Page element annotations
* START *

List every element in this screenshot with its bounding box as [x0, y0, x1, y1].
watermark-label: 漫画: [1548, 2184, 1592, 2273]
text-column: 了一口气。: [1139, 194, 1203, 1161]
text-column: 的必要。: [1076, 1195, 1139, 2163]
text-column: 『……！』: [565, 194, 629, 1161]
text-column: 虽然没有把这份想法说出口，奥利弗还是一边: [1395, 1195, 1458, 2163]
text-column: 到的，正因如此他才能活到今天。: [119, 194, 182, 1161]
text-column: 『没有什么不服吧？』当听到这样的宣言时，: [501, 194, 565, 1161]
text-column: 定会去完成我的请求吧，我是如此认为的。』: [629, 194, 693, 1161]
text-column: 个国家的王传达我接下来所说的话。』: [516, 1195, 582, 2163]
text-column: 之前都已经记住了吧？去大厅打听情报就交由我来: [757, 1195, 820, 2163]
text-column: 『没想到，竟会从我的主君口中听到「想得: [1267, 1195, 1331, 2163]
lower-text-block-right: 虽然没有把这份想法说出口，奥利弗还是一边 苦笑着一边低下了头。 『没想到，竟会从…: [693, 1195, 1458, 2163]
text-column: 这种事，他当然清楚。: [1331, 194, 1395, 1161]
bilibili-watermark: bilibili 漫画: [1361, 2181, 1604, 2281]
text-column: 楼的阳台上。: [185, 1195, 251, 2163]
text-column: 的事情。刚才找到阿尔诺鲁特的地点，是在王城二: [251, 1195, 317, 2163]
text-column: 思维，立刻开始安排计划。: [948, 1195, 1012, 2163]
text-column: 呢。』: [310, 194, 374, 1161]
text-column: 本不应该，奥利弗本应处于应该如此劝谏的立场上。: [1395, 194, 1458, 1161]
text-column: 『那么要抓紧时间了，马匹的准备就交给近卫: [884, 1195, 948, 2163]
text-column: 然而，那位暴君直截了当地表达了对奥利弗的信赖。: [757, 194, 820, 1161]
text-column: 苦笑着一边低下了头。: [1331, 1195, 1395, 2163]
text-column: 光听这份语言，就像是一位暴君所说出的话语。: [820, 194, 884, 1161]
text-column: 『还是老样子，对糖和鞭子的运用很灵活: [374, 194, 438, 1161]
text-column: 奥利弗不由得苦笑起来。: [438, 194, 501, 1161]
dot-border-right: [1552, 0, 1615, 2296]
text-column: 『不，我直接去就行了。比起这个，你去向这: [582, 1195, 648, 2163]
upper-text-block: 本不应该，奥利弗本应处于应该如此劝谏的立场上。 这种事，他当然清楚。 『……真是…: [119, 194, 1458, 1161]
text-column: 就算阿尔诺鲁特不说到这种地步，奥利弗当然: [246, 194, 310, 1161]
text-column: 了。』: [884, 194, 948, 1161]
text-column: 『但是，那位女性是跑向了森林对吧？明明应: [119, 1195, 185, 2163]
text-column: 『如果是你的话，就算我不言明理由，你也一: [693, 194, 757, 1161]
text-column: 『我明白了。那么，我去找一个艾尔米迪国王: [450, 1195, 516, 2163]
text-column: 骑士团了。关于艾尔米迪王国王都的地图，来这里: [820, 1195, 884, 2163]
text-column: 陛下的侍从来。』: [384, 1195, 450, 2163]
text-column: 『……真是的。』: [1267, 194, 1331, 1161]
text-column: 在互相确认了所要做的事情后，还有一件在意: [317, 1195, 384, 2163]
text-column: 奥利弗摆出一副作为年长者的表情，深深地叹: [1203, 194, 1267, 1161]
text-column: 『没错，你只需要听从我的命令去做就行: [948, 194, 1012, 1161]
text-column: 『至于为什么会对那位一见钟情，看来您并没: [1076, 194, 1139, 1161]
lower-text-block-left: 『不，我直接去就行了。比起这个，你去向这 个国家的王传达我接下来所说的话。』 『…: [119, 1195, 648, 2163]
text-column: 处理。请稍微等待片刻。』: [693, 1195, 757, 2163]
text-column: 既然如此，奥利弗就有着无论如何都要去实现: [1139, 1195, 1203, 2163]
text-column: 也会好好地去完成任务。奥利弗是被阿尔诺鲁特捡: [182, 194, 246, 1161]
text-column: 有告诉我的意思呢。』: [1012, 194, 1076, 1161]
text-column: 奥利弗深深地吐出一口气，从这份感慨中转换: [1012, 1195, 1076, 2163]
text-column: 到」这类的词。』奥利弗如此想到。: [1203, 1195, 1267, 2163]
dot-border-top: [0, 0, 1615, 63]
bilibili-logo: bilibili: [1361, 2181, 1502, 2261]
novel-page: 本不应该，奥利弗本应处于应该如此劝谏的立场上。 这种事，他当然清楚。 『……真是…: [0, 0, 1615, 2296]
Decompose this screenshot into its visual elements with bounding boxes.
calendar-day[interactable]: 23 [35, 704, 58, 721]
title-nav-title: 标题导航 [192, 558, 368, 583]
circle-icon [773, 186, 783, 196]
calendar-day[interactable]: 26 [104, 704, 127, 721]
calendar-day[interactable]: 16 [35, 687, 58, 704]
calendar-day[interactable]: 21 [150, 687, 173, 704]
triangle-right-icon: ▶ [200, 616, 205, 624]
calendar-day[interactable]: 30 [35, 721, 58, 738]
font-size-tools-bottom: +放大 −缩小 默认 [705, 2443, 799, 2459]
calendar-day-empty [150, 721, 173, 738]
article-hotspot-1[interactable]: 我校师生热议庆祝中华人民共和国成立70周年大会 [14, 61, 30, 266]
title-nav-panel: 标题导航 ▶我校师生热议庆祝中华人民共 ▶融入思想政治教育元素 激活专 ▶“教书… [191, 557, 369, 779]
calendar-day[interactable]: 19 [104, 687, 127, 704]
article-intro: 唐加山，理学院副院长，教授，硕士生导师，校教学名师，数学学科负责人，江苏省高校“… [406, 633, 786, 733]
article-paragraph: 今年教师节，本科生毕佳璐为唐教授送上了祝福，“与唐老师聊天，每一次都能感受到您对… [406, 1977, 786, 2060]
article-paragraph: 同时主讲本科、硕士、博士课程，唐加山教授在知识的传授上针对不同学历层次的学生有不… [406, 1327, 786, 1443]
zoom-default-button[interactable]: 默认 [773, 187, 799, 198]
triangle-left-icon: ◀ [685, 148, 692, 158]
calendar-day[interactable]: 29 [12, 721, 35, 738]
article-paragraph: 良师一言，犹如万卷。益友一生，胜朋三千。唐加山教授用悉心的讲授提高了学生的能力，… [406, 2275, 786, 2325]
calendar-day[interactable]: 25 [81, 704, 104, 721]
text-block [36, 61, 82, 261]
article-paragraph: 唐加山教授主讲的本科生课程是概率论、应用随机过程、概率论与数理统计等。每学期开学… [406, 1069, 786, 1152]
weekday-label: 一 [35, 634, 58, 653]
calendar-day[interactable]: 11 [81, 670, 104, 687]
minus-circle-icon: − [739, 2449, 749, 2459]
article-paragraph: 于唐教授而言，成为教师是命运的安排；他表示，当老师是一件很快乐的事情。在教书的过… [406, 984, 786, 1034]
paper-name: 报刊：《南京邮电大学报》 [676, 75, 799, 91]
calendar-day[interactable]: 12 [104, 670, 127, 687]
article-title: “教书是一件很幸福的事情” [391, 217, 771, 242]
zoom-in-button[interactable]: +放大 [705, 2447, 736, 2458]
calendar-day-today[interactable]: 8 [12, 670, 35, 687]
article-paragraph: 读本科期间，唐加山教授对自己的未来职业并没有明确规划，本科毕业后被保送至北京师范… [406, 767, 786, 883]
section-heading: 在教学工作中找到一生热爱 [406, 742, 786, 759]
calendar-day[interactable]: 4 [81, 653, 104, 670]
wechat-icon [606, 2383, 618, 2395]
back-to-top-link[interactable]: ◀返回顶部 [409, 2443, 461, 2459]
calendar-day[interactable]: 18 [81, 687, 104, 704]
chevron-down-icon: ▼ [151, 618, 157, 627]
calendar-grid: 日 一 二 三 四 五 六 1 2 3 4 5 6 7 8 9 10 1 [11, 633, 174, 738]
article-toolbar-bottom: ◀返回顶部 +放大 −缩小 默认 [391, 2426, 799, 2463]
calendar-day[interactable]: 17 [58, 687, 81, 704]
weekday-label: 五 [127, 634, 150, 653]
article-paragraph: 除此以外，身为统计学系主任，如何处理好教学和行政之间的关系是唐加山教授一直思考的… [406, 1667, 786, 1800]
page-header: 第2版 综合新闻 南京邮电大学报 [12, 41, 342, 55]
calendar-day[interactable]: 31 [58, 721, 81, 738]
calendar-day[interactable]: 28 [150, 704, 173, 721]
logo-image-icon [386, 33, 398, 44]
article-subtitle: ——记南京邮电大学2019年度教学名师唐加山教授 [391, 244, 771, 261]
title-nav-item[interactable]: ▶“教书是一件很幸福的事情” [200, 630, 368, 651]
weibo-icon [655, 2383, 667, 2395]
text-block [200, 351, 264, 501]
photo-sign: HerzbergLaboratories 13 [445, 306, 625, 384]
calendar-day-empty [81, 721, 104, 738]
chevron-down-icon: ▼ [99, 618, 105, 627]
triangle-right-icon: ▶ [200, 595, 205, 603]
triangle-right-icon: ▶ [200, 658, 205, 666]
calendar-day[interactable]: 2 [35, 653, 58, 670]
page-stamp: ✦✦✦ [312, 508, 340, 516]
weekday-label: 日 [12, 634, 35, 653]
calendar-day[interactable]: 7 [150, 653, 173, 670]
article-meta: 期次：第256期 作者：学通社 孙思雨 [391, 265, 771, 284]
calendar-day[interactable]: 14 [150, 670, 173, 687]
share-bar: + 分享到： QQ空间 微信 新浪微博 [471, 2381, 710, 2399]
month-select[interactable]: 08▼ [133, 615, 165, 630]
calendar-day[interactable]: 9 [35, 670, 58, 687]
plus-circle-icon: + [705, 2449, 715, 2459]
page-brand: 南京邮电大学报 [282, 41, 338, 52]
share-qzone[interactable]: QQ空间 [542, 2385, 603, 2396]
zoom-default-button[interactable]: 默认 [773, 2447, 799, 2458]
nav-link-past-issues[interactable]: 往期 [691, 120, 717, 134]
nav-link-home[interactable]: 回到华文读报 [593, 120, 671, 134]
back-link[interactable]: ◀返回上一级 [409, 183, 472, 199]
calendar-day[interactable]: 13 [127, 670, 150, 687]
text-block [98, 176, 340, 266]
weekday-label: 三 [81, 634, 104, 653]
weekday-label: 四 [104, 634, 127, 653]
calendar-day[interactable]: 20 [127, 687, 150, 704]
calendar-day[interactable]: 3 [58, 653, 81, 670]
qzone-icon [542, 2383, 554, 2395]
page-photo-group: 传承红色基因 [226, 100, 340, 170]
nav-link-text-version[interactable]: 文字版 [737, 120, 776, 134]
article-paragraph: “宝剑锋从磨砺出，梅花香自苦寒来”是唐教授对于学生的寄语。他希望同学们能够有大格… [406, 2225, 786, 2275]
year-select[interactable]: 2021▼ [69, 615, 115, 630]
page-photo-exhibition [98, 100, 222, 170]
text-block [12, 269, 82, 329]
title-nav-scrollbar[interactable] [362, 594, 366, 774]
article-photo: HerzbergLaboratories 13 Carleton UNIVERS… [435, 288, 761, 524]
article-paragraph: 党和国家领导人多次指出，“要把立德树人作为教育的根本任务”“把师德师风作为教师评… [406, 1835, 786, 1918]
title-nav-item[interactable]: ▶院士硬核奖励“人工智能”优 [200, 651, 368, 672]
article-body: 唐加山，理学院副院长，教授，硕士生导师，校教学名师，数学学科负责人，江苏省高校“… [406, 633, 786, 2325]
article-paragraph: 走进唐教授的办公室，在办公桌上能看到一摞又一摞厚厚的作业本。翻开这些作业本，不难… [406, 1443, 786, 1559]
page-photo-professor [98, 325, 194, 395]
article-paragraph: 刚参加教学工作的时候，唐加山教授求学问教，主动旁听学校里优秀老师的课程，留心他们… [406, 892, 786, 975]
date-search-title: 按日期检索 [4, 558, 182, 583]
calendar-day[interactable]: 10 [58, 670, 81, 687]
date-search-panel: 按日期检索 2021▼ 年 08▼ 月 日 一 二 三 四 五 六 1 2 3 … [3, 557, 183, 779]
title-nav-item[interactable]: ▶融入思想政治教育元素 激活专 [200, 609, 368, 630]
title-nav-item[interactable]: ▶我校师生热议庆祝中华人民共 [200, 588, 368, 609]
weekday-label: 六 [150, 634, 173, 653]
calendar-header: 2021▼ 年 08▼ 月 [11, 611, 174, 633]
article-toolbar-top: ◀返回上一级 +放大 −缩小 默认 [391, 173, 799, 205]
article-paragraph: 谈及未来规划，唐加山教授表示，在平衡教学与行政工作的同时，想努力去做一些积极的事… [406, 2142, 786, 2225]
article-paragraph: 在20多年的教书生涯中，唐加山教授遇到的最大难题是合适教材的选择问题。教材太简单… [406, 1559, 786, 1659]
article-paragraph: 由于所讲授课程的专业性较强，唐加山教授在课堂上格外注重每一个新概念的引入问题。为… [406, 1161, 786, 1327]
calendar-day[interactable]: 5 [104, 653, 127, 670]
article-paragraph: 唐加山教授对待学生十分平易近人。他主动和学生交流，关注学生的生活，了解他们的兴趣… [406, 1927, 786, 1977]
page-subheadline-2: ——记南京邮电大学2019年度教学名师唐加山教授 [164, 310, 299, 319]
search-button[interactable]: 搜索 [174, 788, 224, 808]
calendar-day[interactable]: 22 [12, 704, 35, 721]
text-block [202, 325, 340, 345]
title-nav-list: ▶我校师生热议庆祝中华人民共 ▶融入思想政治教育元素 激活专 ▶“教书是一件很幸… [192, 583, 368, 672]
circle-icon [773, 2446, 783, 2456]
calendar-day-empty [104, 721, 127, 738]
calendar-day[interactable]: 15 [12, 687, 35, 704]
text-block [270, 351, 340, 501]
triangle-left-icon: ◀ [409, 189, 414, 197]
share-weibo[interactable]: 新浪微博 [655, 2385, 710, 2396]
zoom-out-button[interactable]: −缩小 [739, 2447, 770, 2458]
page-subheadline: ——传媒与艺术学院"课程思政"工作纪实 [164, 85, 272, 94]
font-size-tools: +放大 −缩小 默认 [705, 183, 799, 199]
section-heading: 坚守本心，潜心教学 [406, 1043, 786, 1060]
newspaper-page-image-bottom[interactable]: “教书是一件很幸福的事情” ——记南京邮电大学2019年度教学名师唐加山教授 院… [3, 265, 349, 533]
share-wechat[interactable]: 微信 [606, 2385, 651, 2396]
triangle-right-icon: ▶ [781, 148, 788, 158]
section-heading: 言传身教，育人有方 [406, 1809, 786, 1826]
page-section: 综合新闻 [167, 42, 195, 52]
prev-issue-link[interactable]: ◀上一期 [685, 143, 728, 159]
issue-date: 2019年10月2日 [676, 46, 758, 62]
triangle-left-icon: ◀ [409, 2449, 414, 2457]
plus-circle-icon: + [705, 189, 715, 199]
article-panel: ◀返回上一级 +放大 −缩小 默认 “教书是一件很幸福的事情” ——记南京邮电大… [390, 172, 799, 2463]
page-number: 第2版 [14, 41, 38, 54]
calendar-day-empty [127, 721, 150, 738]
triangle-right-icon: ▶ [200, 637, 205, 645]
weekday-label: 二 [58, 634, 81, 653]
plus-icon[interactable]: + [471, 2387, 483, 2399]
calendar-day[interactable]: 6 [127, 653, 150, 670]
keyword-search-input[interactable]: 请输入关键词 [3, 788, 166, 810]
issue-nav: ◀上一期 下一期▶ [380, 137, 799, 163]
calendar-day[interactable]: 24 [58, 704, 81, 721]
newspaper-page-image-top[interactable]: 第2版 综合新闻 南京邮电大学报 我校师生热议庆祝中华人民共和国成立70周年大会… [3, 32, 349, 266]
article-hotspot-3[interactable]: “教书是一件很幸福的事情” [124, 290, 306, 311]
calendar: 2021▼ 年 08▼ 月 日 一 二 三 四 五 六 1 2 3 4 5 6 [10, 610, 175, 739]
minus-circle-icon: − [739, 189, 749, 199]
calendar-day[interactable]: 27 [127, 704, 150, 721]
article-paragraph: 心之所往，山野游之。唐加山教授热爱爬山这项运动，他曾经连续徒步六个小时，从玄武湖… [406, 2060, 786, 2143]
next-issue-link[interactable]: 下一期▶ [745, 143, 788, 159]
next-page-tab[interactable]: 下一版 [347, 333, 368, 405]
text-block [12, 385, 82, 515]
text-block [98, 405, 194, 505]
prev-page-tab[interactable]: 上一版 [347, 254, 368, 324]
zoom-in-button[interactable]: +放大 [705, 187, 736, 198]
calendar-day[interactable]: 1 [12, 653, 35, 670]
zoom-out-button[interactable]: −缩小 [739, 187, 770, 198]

* END *

Write out the rows above, starting from the first one and going through the line holding "text-column: 虽然没有把这份想法说出口，奥利弗还是一边: [1395, 1195, 1458, 2163]", with both ends included.

List every element in this screenshot with its bounding box as [x0, y0, x1, y1].
watermark-label: 漫画: [1548, 2184, 1592, 2273]
text-column: 了一口气。: [1139, 194, 1203, 1161]
text-column: 的必要。: [1076, 1195, 1139, 2163]
text-column: 『……！』: [565, 194, 629, 1161]
text-column: 虽然没有把这份想法说出口，奥利弗还是一边: [1395, 1195, 1458, 2163]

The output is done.